Passage shown:
┏━━
# 🕵️ Food Safety 2


## 📝 This Assignment

I will continue my exploration of restaurant food safety scores for restaurants in San Francisco. The main goal for this project is to focus more on the analysis of the dataset, building on the data cleaning we have done earlier in Food Safety 1


In [21]:
import numpy as np
import pandas as pd

<hr style="border: 5px solid #003262;" />
<hr style="border: 1px solid #fdb515;" />

In [22]:
bus = pd.read_csv('data/bus.csv', encoding='ISO-8859-1').rename(columns={"business id column": "bid"})
bus['postal5'] = bus['postal_code'].str[:5]
ins = pd.read_csv('data/ins.csv')
ins['timestamp'] = pd.to_datetime(ins['date'], format='%m/%d/%Y %I:%M:%S %p')
ins['bid'] = ins['iid'].str.split("_", expand=True)[0].astype(int) 


<br/>

---

# 🔎 Section 1: Inspecting the Inspections

I'll start by looking again at the first 5 rows of `ins` to see what I'm working with.

In [23]:
ins.head(5)

Unnamed: 0,iid,date,score,type,timestamp,bid
0,100010_20190329,03/29/2019 12:00:00 AM,-1,New Construction,2019-03-29,100010
1,100010_20190403,04/03/2019 12:00:00 AM,100,Routine - Unscheduled,2019-04-03,100010
2,100017_20190417,04/17/2019 12:00:00 AM,-1,New Ownership,2019-04-17,100017
3,100017_20190816,08/16/2019 12:00:00 AM,91,Routine - Unscheduled,2019-08-16,100017
4,100017_20190826,08/26/2019 12:00:00 AM,-1,Reinspection/Followup,2019-08-26,100017


## Part 1

To better understand how the scores have been allocated, i'll examine how the maximum score varies for each type of inspection.
┗━━
Challenge A: Copy a run of lines from the entries exactly as they stand. Begin at the line that contains "neutrino-particle: ν <box>479" and stop after the line that contains "non-thermal-note: Highly Non-Thermal".

Dataset excerpts:
┏━━
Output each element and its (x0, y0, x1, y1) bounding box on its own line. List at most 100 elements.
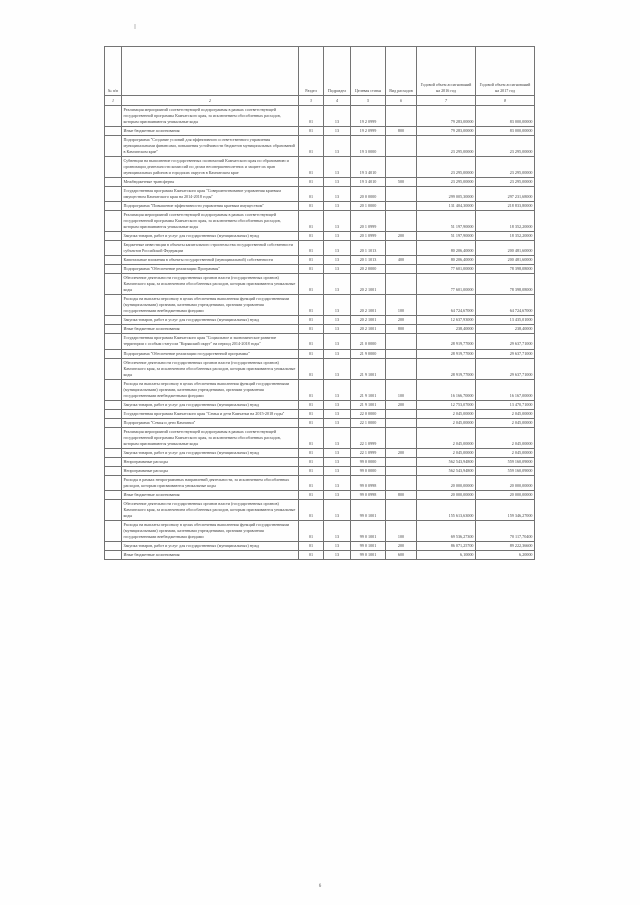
row-number (104, 357, 122, 380)
row-expense-name: Государственная программа Камчатского кр… (121, 186, 299, 203)
row-expense-name: Подпрограмма "Семья и дети Камчатки" (121, 417, 299, 428)
row-razdel: 01 (298, 333, 324, 350)
row-amount-2017: 6,20000 (475, 549, 535, 560)
row-podrazdel: 13 (323, 126, 351, 137)
row-expense-name: Расходы в рамках непрограммных направлен… (121, 474, 299, 491)
row-number (104, 456, 122, 467)
row-razdel: 01 (298, 294, 324, 317)
row-celevaya-statya: 19 3 4010 (350, 156, 386, 179)
row-podrazdel: 13 (323, 417, 351, 428)
row-number (104, 186, 122, 203)
row-number (104, 408, 122, 419)
row-podrazdel: 13 (323, 447, 351, 458)
row-podrazdel: 13 (323, 333, 351, 350)
row-vid-rashodov (385, 201, 417, 212)
row-amount-2016: 2 045,00000 (416, 447, 476, 458)
row-number (104, 498, 122, 521)
row-amount-2017: 200 481,60000 (475, 240, 535, 257)
row-expense-name: Государственная программа Камчатского кр… (121, 333, 299, 350)
row-vid-rashodov: 500 (385, 177, 417, 188)
table-row: Иные бюджетные ассигнования 01 13 19 2 0999… (104, 126, 535, 137)
row-expense-name: Закупка товаров, работ и услуг для госуд… (121, 399, 299, 410)
row-vid-rashodov (385, 426, 417, 449)
row-number (104, 540, 122, 551)
row-vid-rashodov (385, 156, 417, 179)
page-number: 6 (318, 884, 322, 889)
row-razdel: 01 (298, 315, 324, 326)
row-number (104, 324, 122, 335)
row-amount-2017: 559 160,09000 (475, 465, 535, 476)
row-podrazdel: 13 (323, 156, 351, 179)
row-podrazdel: 13 (323, 264, 351, 275)
row-podrazdel: 13 (323, 519, 351, 542)
row-number (104, 255, 122, 266)
row-podrazdel: 13 (323, 201, 351, 212)
row-amount-2017: 23 295,00000 (475, 177, 535, 188)
row-number (104, 210, 122, 233)
row-vid-rashodov (385, 333, 417, 350)
table-row: Подпрограмма "Создание условий для эффек… (104, 135, 535, 158)
table-row: Непрограммные расходы 01 13 99 0 0000 562 54… (104, 465, 535, 476)
row-celevaya-statya: 22 0 0000 (350, 408, 386, 419)
row-number (104, 294, 122, 317)
row-amount-2017: 83 000,00000 (475, 104, 535, 128)
row-vid-rashodov (385, 498, 417, 521)
row-razdel: 01 (298, 255, 324, 266)
column-number-2: 2 (121, 95, 299, 106)
row-vid-rashodov (385, 417, 417, 428)
row-expense-name: Реализация мероприятий соответствующей п… (121, 210, 299, 233)
row-podrazdel: 13 (323, 324, 351, 335)
row-expense-name: Расходы на выплаты персоналу в целях обе… (121, 519, 299, 542)
row-vid-rashodov (385, 273, 417, 296)
row-celevaya-statya: 99 0 0000 (350, 465, 386, 476)
table-row: Закупка товаров, работ и услуг для госуд… (104, 540, 535, 551)
row-amount-2016: 155 613,63000 (416, 498, 476, 521)
row-celevaya-statya: 19 2 0999 (350, 126, 386, 137)
row-celevaya-statya: 99 0 1001 (350, 519, 386, 542)
row-amount-2016: 2 045,00000 (416, 426, 476, 449)
table-row: Закупка товаров, работ и услуг для госуд… (104, 447, 535, 458)
row-expense-name: Бюджетные инвестиции в объекты капитальн… (121, 240, 299, 257)
row-razdel: 01 (298, 357, 324, 380)
row-razdel: 01 (298, 540, 324, 551)
row-vid-rashodov (385, 210, 417, 233)
row-podrazdel: 13 (323, 474, 351, 491)
row-razdel: 01 (298, 399, 324, 410)
row-amount-2016: 79 283,00000 (416, 104, 476, 128)
table-row: Расходы на выплаты персоналу в целях обе… (104, 378, 535, 401)
row-celevaya-statya: 20 2 1001 (350, 324, 386, 335)
row-amount-2016: 28 919,77000 (416, 348, 476, 359)
row-number (104, 135, 122, 158)
row-celevaya-statya: 21 9 1001 (350, 399, 386, 410)
row-vid-rashodov: 800 (385, 126, 417, 137)
row-amount-2017: 2 045,00000 (475, 447, 535, 458)
row-expense-name: Подпрограмма "Обеспечение реализации Про… (121, 264, 299, 275)
row-expense-name: Закупка товаров, работ и услуг для госуд… (121, 231, 299, 242)
row-expense-name: Закупка товаров, работ и услуг для госуд… (121, 447, 299, 458)
row-vid-rashodov (385, 104, 417, 128)
row-expense-name: Иные бюджетные ассигнования (121, 324, 299, 335)
column-header-razdel: Раздел (298, 46, 324, 96)
row-number (104, 177, 122, 188)
row-podrazdel: 13 (323, 294, 351, 317)
row-expense-name: Капитальные вложения в объекты государст… (121, 255, 299, 266)
row-amount-2017: 23 295,00000 (475, 135, 535, 158)
row-amount-2016: 69 536,27300 (416, 519, 476, 542)
table-row: Реализация мероприятий соответствующей п… (104, 210, 535, 233)
row-vid-rashodov (385, 474, 417, 491)
row-celevaya-statya: 21 9 1001 (350, 378, 386, 401)
row-amount-2016: 6,10000 (416, 549, 476, 560)
row-number (104, 489, 122, 500)
row-amount-2016: 20 000,00000 (416, 474, 476, 491)
column-header-celevaya-statya: Целевая статья (350, 46, 386, 96)
row-amount-2016: 23 295,00000 (416, 156, 476, 179)
row-razdel: 01 (298, 186, 324, 203)
table-body: Реализация мероприятий соответствующей п… (104, 104, 535, 560)
row-vid-rashodov (385, 135, 417, 158)
row-expense-name: Закупка товаров, работ и услуг для госуд… (121, 540, 299, 551)
row-expense-name: Непрограммные расходы (121, 456, 299, 467)
row-vid-rashodov (385, 264, 417, 275)
table-row: Государственная программа Камчатского кр… (104, 186, 535, 203)
row-amount-2017: 83 000,00000 (475, 126, 535, 137)
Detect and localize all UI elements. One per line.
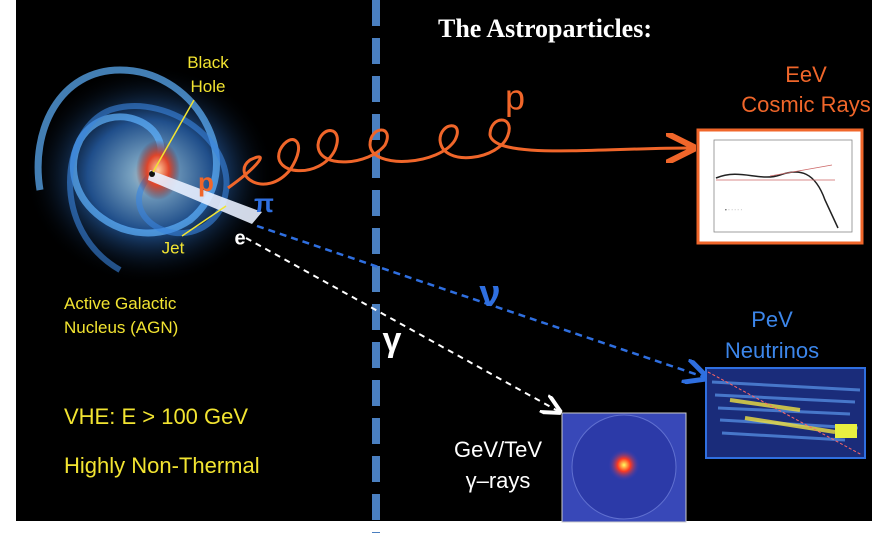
neutrino-particle: ν <box>479 273 500 315</box>
proton-label: p <box>198 167 214 197</box>
electron-label: e <box>234 227 245 249</box>
slide: • · · · · · The Astroparticles: BlackHol… <box>0 0 888 533</box>
gamma-skymap <box>562 413 686 522</box>
galaxy <box>25 65 275 285</box>
cosmic-ray-particle: p <box>505 77 525 118</box>
gamma-particle: γ <box>383 321 402 359</box>
svg-text:• · · · · ·: • · · · · · <box>725 207 742 213</box>
cosmic-ray-spectrum: • · · · · · <box>698 130 862 243</box>
pion-label: π <box>254 188 274 218</box>
vhe-note: VHE: E > 100 GeV <box>64 404 248 429</box>
neutrino-event <box>706 368 865 458</box>
jet-label: Jet <box>162 238 185 257</box>
title: The Astroparticles: <box>438 14 652 43</box>
non-thermal-note: Highly Non-Thermal <box>64 453 260 478</box>
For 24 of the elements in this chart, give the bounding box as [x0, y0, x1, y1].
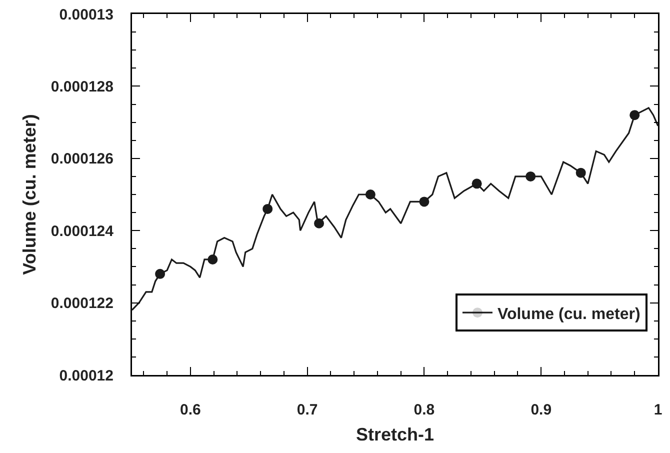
x-axis-title: Stretch-1 [356, 424, 434, 444]
point [262, 204, 273, 214]
legend-label: Volume (cu. meter) [497, 306, 640, 323]
y-tick-label: 0.00012 [59, 367, 114, 384]
x-tick-label: 0.6 [180, 402, 201, 418]
point [576, 168, 586, 178]
y-tick-label: 0.000124 [50, 222, 114, 240]
y-tick-label: 0.000122 [50, 295, 114, 312]
point [155, 268, 166, 279]
point [630, 110, 640, 120]
y-axis-title: Volume (cu. meter) [19, 114, 40, 275]
y-tick-label: 0.000128 [50, 78, 114, 96]
point [208, 254, 218, 264]
y-tick-label: 0.000126 [50, 150, 114, 168]
x-tick-label: 0.9 [530, 402, 552, 418]
x-tick-label: 0.8 [414, 402, 435, 418]
x-tick-label: 1 [654, 402, 662, 418]
point [526, 171, 536, 182]
y-tick-label: 0.00013 [59, 6, 114, 24]
point [314, 218, 324, 228]
point [365, 190, 376, 200]
point [472, 178, 482, 189]
x-tick-label: 0.7 [296, 402, 318, 418]
point [419, 196, 430, 207]
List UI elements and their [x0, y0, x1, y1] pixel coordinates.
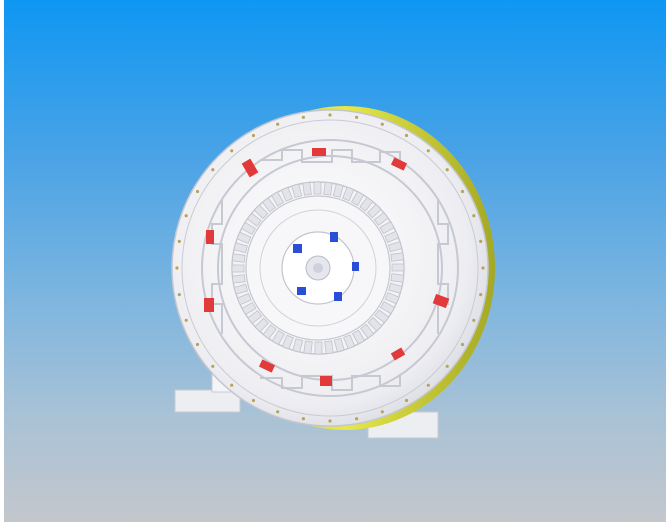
rim-bolt [404, 133, 409, 138]
rim-bolt [380, 410, 384, 414]
gear-tooth [231, 274, 246, 284]
gear-tooth [302, 181, 312, 196]
gear-tooth [314, 341, 323, 355]
rim-bolt [404, 398, 409, 403]
gear-tooth [233, 242, 248, 254]
rim-bolt [481, 266, 485, 270]
rim-bolt [460, 342, 465, 347]
rim-bolt [184, 318, 188, 322]
rim-bolt [301, 115, 305, 119]
rim-bolt [328, 419, 332, 423]
gear-tooth [241, 301, 257, 316]
gear-tooth [333, 337, 345, 353]
gear-tooth [391, 263, 405, 272]
rim-bolt [355, 115, 359, 119]
gear-tooth [342, 186, 355, 202]
gear-tooth [231, 253, 246, 263]
gear-tooth [360, 323, 375, 339]
gear-tooth [323, 181, 333, 196]
rim-bolt [177, 239, 181, 243]
rim-bolt [230, 383, 234, 387]
gear-tooth [281, 334, 294, 350]
gear-tooth [373, 211, 389, 226]
gear-tooth [253, 204, 269, 220]
gear-tooth [291, 183, 303, 199]
gear-tooth [343, 334, 356, 350]
rim-bolt [472, 214, 476, 218]
gear-tooth [231, 264, 245, 273]
gear-tooth [247, 310, 263, 325]
rim-bolt [328, 113, 332, 117]
gear-tooth [313, 181, 322, 195]
rim-bolt [460, 189, 465, 194]
gear-tooth [303, 340, 313, 355]
rim-bolt [426, 149, 430, 153]
gear-tooth [384, 292, 400, 305]
gear-tooth [367, 316, 383, 332]
gear-tooth [233, 283, 249, 295]
rim-bolt [380, 122, 384, 126]
stator-magnets [204, 148, 450, 386]
rotor-hub [281, 231, 359, 305]
gear-tooth [246, 212, 262, 227]
rim-bolt [445, 364, 449, 368]
gear-tooth [374, 309, 390, 324]
rim-bolt [479, 239, 483, 243]
rim-bolt [276, 122, 280, 126]
gear-tooth [236, 231, 252, 244]
gear-tooth [236, 293, 252, 306]
gear-tooth [292, 338, 304, 353]
left-border [0, 0, 4, 522]
rim-bolt [479, 293, 483, 297]
gear-tooth [271, 330, 286, 346]
gear-tooth [270, 191, 285, 207]
rim-bolt [276, 410, 280, 414]
rim-bolt [195, 342, 200, 347]
gear-tooth [350, 190, 365, 206]
rim-bolt [472, 318, 476, 322]
gear-tooth [366, 203, 382, 219]
rim-bolt [230, 149, 234, 153]
rim-bolt [211, 364, 215, 368]
gear-tooth [380, 300, 396, 315]
rim-bolt [445, 168, 449, 172]
gear-tooth [379, 220, 395, 235]
gear-tooth [240, 221, 256, 236]
rim-bolts [175, 113, 485, 423]
gear-tooth [384, 230, 400, 243]
gear-tooth [332, 183, 344, 198]
rim-bolt [195, 189, 200, 194]
right-border [666, 0, 670, 522]
rim-bolt [211, 168, 215, 172]
gear-tooth [387, 241, 403, 253]
gear-tooth [351, 329, 366, 345]
gear-tooth [280, 186, 293, 202]
gear-tooth [390, 273, 405, 283]
rim-bolt [177, 293, 181, 297]
rim-bolt [355, 417, 359, 421]
rim-bolt [301, 417, 305, 421]
rim-bolt [175, 266, 179, 270]
rim-bolt [251, 398, 256, 403]
gear-tooth [388, 282, 403, 294]
gear-tooth [262, 324, 277, 340]
rim-bolt [184, 214, 188, 218]
gear-tooth [254, 317, 270, 333]
gear-tooth [324, 340, 334, 355]
rim-bolt [426, 383, 430, 387]
gear-tooth [261, 197, 276, 213]
gear-tooth [359, 196, 374, 212]
gear-tooth [390, 252, 405, 262]
rim-bolt [251, 133, 256, 138]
┗━━
Challenge B: In the food safety notebook, take the passage that begins at the words "Unnamed: 0,iid,date,score,type,timestamp,bid" and stops after the words "type of inspection.". Rewrite it with "maximum" changed to "minimum".

Task answer A:
neutrino-particle: ν <box>479 273 500 315</box>
proton-label: p <box>198 167 214 197</box>
electron-label: e <box>234 227 245 249</box>
slide: • · · · · · The Astroparticles: BlackHol… <box>0 0 888 533</box>
gamma-skymap <box>562 413 686 522</box>
galaxy <box>25 65 275 285</box>
cosmic-ray-particle: p <box>505 77 525 118</box>
gamma-particle: γ <box>383 321 402 359</box>
svg-text:• · · · · ·: • · · · · · <box>725 207 742 213</box>
cosmic-ray-spectrum: • · · · · · <box>698 130 862 243</box>
pion-label: π <box>254 188 274 218</box>
vhe-note: VHE: E > 100 GeV <box>64 404 248 429</box>
neutrino-event <box>706 368 865 458</box>
jet-label: Jet <box>162 238 185 257</box>
title: The Astroparticles: <box>438 14 652 43</box>
non-thermal-note: Highly Non-Thermal <box>64 453 260 478</box>

Task answer B:
Unnamed: 0,iid,date,score,type,timestamp,bid
0,100010_20190329,03/29/2019 12:00:00 AM,-1,New Construction,2019-03-29,100010
1,100010_20190403,04/03/2019 12:00:00 AM,100,Routine - Unscheduled,2019-04-03,100010
2,100017_20190417,04/17/2019 12:00:00 AM,-1,New Ownership,2019-04-17,100017
3,100017_20190816,08/16/2019 12:00:00 AM,91,Routine - Unscheduled,2019-08-16,100017
4,100017_20190826,08/26/2019 12:00:00 AM,-1,Reinspection/Followup,2019-08-26,100017


## Part 1

To better understand how the scores have been allocated, i'll examine how the minimum score varies for each type of inspection.